##### Data rows #####
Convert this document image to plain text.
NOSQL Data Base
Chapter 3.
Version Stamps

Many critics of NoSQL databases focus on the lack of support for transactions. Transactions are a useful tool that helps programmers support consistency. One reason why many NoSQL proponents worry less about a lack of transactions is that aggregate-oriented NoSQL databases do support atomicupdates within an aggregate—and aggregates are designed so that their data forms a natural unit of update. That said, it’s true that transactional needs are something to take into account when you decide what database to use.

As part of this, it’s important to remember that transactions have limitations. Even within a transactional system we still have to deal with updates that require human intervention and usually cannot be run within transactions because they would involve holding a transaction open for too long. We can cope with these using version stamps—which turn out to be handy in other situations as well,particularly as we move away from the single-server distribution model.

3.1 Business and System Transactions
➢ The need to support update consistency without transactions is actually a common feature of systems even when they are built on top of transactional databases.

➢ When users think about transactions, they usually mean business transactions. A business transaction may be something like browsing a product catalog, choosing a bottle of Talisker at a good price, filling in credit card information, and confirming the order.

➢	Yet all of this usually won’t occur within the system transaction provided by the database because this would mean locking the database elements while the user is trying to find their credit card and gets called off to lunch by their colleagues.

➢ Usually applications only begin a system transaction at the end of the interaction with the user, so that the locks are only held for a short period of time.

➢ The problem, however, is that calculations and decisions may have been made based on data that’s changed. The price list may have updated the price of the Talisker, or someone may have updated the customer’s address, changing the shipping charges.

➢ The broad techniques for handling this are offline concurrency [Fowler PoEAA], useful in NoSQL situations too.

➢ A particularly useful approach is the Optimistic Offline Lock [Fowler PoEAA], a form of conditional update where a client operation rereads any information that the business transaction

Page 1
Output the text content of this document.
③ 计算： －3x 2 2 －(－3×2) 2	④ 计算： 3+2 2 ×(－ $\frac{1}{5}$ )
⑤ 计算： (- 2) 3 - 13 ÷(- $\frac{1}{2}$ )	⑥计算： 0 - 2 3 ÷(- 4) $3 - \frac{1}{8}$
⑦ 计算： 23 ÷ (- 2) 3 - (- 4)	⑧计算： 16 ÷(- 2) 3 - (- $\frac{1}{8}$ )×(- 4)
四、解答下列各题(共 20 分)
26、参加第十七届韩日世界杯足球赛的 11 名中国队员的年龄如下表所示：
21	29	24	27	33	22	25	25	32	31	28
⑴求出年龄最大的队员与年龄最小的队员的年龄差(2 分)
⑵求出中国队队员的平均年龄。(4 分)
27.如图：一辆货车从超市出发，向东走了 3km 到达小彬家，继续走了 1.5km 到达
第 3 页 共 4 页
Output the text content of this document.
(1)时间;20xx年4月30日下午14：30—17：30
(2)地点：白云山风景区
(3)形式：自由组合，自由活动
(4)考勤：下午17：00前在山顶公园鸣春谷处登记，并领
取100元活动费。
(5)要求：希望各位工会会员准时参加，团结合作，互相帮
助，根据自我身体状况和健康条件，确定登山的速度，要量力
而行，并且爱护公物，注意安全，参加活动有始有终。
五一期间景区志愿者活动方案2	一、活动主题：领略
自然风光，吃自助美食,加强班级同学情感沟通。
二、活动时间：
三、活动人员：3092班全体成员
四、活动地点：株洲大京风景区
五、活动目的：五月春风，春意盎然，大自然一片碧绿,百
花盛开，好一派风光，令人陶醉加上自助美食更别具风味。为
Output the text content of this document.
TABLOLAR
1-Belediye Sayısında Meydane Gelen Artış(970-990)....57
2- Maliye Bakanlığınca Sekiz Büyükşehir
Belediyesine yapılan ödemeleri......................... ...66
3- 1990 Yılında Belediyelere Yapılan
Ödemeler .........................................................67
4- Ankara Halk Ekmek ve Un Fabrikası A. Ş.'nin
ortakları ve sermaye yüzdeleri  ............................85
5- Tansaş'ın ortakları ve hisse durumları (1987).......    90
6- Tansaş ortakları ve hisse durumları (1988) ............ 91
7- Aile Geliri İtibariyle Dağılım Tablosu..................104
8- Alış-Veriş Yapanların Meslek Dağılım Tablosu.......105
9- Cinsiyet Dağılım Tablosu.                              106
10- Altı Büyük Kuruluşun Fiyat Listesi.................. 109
#####
## Your objective
Your task is to return the full listing exactly as it was given.

## Written solution
Convert this document image to plain text.
NOSQL Data Base
Chapter 3.
Version Stamps

Many critics of NoSQL databases focus on the lack of support for transactions. Transactions are a useful tool that helps programmers support consistency. One reason why many NoSQL proponents worry less about a lack of transactions is that aggregate-oriented NoSQL databases do support atomicupdates within an aggregate—and aggregates are designed so that their data forms a natural unit of update. That said, it’s true that transactional needs are something to take into account when you decide what database to use.

As part of this, it’s important to remember that transactions have limitations. Even within a transactional system we still have to deal with updates that require human intervention and usually cannot be run within transactions because they would involve holding a transaction open for too long. We can cope with these using version stamps—which turn out to be handy in other situations as well,particularly as we move away from the single-server distribution model.

3.1 Business and System Transactions
➢ The need to support update consistency without transactions is actually a common feature of systems even when they are built on top of transactional databases.

➢ When users think about transactions, they usually mean business transactions. A business transaction may be something like browsing a product catalog, choosing a bottle of Talisker at a good price, filling in credit card information, and confirming the order.

➢	Yet all of this usually won’t occur within the system transaction provided by the database because this would mean locking the database elements while the user is trying to find their credit card and gets called off to lunch by their colleagues.

➢ Usually applications only begin a system transaction at the end of the interaction with the user, so that the locks are only held for a short period of time.

➢ The problem, however, is that calculations and decisions may have been made based on data that’s changed. The price list may have updated the price of the Talisker, or someone may have updated the customer’s address, changing the shipping charges.

➢ The broad techniques for handling this are offline concurrency [Fowler PoEAA], useful in NoSQL situations too.

➢ A particularly useful approach is the Optimistic Offline Lock [Fowler PoEAA], a form of conditional update where a client operation rereads any information that the business transaction

Page 1
Output the text content of this document.
③ 计算： －3x 2 2 －(－3×2) 2	④ 计算： 3+2 2 ×(－ $\frac{1}{5}$ )
⑤ 计算： (- 2) 3 - 13 ÷(- $\frac{1}{2}$ )	⑥计算： 0 - 2 3 ÷(- 4) $3 - \frac{1}{8}$
⑦ 计算： 23 ÷ (- 2) 3 - (- 4)	⑧计算： 16 ÷(- 2) 3 - (- $\frac{1}{8}$ )×(- 4)
四、解答下列各题(共 20 分)
26、参加第十七届韩日世界杯足球赛的 11 名中国队员的年龄如下表所示：
21	29	24	27	33	22	25	25	32	31	28
⑴求出年龄最大的队员与年龄最小的队员的年龄差(2 分)
⑵求出中国队队员的平均年龄。(4 分)
27.如图：一辆货车从超市出发，向东走了 3km 到达小彬家，继续走了 1.5km 到达
第 3 页 共 4 页
Output the text content of this document.
(1)时间;20xx年4月30日下午14：30—17：30
(2)地点：白云山风景区
(3)形式：自由组合，自由活动
(4)考勤：下午17：00前在山顶公园鸣春谷处登记，并领
取100元活动费。
(5)要求：希望各位工会会员准时参加，团结合作，互相帮
助，根据自我身体状况和健康条件，确定登山的速度，要量力
而行，并且爱护公物，注意安全，参加活动有始有终。
五一期间景区志愿者活动方案2	一、活动主题：领略
自然风光，吃自助美食,加强班级同学情感沟通。
二、活动时间：
三、活动人员：3092班全体成员
四、活动地点：株洲大京风景区
五、活动目的：五月春风，春意盎然，大自然一片碧绿,百
花盛开，好一派风光，令人陶醉加上自助美食更别具风味。为
Output the text content of this document.
TABLOLAR
1-Belediye Sayısında Meydane Gelen Artış(970-990)....57
2- Maliye Bakanlığınca Sekiz Büyükşehir
Belediyesine yapılan ödemeleri......................... ...66
3- 1990 Yılında Belediyelere Yapılan
Ödemeler .........................................................67
4- Ankara Halk Ekmek ve Un Fabrikası A. Ş.'nin
ortakları ve sermaye yüzdeleri  ............................85
5- Tansaş'ın ortakları ve hisse durumları (1987).......    90
6- Tansaş ortakları ve hisse durumları (1988) ............ 91
7- Aile Geliri İtibariyle Dağılım Tablosu..................104
8- Alış-Veriş Yapanların Meslek Dağılım Tablosu.......105
9- Cinsiyet Dağılım Tablosu.                              106
10- Altı Büyük Kuruluşun Fiyat Listesi.................. 109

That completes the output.